▶ _Actions to take_:
a: According to the GEMC quickstart, which option runs GEMC in interactive mode?
b: Transcribe the part of the GEMC quickstart that begins at the words "gemc counter.yaml -gui" and stops after the words "tracks crossing it.".
==== Article ====
Quickstart

This quickstart walks through a minimal GEMC simulation:

  1. Use the Python API to create a simple geometry with a target and a flux detector.
  2. Shoot protons at the target.
  3. Count how many tracks cross the detector.


Create a system

You could write a Python script from scratch to define the geometry and materials, but in this example we will create a system named counter using the GEMC API template creators.

From a directory of your choice, run this command to create a subdirectory named counter containing template scripts for geometry and materials:

system_template.py -s counter

You should see this log:


Writing files for experiment >examples<, system template >counter< using variations >['default']<:

  - counter.py
  - geometry.py
  - materials.py
  - README.md

  - Variations defined in counter.py:
    * default

The generated files are already configured to build a geometry with a target and a flux detector. By default, the template also provides a YAML steering card that shoots protons at the target.

To see additional options for system_template.py, run:

system_template.py -h


Build the geometry

Go into the counter directory and run counter.py to create the geometry and materials databases:

./counter.py

You should see output similar to this:

  ❖ Database file gemc.db does not exist
  ❖ Created new SQLite database: gemc.db

  ❖  GConfiguration for experiment <examples>,  system <counter> :
	▪︎ Factory: sqlite         
	▪︎ SQLite File: gemc.db
	▪︎ (Variation, Run): (default, 1)
	▪︎ Number of volumes: 2
	▪︎ Number of materials: 2

By default, GEMC uses the sqlite factory, so this command creates a SQLite database named gemc.db. The database contains the geometry and materials for run number 1 and variation default.


Note

If you have pyvista installed, you can add the -pv or -pvb options to display the geometry as it is being generated.


To see other available options, run:

./counter.py -h


Run GEMC

Use the counter.yaml steering card to run GEMC, add -gui for interactive mode:

gemc counter.yaml -gui

The GEMC GUI window will open. Click the Run button in the top-left corner to start the simulation.

You should see 100 generated particles crossing the flux box. The hits are shown in red.

The quickstart example
A proton beam impinging on the target. The flux box collects hits from the tracks crossing it.

To run GEMC in batch mode instead, omit the -gui option:

gemc counter.yaml


Output

The YAML file specifies the ascii output format and uses counter as the output filename prefix.

After running GEMC, you should see output files whose names include _t<T>, where T is the thread number that processed those events.
==== Information shown ====
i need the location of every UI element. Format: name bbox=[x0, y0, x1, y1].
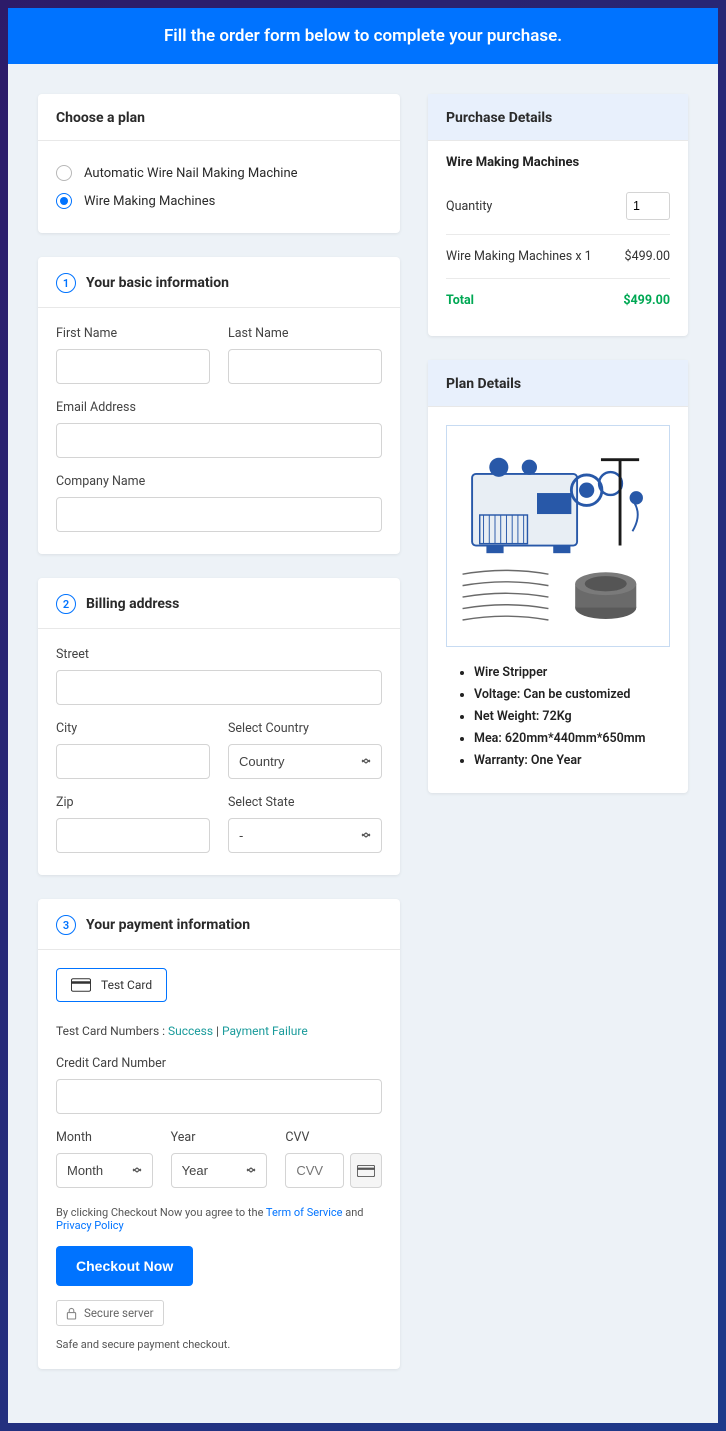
====
▶ _Task-by-task answers_:
a: The -gui option.

b:
gemc counter.yaml -gui

The GEMC GUI window will open. Click the Run button in the top-left corner to start the simulation.

You should see 100 generated particles crossing the flux box. The hits are shown in red.

The quickstart example
A proton beam impinging on the target. The flux box collects hits from the tracks crossing it.